**RECORDS FOR PROCESSING:**

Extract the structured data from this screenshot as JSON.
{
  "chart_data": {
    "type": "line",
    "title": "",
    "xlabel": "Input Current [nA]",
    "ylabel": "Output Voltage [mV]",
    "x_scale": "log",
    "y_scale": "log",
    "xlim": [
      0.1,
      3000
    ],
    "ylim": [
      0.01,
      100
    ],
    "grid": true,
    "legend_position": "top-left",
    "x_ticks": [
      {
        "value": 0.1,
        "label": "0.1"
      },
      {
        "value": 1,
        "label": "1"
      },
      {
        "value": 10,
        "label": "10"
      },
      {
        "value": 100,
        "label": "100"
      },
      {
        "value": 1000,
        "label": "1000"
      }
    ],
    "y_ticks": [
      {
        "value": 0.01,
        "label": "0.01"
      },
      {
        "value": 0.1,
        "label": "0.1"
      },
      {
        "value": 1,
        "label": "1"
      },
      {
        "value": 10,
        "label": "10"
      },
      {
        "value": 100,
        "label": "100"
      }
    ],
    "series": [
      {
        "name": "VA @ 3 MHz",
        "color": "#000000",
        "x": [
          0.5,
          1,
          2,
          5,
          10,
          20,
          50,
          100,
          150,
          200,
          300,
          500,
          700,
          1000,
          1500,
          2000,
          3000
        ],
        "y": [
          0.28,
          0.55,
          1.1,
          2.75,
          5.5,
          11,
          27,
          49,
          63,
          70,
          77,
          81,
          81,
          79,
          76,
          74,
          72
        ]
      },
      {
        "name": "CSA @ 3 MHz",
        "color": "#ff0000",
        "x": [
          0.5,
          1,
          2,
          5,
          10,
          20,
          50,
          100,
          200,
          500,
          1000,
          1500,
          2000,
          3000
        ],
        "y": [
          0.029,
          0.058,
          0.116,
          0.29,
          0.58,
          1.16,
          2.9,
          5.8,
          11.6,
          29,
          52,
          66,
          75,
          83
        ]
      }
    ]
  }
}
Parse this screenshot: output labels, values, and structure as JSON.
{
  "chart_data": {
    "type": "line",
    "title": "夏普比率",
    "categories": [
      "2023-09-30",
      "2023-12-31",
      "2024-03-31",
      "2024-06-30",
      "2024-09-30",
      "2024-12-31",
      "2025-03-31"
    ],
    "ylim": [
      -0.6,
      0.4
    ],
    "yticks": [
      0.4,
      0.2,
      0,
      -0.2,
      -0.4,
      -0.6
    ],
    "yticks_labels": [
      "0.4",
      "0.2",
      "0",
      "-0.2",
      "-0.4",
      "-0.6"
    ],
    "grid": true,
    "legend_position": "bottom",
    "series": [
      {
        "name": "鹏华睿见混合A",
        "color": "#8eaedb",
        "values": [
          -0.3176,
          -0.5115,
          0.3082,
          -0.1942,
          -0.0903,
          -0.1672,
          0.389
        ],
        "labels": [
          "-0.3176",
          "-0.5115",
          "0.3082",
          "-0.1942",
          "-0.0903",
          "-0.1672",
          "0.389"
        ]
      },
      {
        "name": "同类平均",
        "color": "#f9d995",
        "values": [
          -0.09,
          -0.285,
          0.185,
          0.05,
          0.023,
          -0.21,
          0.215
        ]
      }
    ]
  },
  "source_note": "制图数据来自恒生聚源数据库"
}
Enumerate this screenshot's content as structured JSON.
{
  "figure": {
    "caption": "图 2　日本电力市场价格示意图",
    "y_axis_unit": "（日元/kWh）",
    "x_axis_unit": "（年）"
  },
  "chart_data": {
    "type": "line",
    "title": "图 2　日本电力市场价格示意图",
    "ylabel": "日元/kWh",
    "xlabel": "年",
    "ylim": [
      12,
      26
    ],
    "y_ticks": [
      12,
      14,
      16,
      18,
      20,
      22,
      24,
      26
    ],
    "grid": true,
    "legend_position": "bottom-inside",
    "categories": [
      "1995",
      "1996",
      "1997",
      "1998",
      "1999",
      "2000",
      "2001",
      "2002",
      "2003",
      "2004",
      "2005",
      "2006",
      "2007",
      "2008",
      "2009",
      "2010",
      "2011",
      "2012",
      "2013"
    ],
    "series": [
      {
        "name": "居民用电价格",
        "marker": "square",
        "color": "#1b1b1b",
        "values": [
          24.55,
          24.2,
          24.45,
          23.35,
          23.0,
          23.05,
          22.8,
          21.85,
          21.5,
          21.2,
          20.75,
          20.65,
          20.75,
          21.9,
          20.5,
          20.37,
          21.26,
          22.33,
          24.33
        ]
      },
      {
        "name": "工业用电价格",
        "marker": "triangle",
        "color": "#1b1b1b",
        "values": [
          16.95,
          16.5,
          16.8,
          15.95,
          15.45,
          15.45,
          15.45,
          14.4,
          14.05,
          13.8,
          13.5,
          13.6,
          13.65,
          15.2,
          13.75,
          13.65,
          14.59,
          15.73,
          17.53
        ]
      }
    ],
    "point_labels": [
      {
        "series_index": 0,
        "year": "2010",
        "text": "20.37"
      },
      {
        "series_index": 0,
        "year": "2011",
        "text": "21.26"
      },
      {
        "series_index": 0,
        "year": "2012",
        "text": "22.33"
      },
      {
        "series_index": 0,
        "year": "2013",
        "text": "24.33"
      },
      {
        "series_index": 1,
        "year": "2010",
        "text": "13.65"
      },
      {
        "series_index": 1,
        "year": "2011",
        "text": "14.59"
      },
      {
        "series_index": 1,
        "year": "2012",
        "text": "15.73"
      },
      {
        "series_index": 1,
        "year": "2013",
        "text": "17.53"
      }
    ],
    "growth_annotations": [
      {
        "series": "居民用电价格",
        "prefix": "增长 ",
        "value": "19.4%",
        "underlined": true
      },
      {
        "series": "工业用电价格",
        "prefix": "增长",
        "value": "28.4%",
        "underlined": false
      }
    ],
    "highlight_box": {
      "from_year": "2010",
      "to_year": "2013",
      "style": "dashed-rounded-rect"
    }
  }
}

**WRITTEN EXERCISE:**
In the records above, find the lines containing "screenshot" and copy them.

**TASK ANSWER:**
Extract the structured data from this screenshot as JSON.
Parse this screenshot: output labels, values, and structure as JSON.
Enumerate this screenshot's content as structured JSON.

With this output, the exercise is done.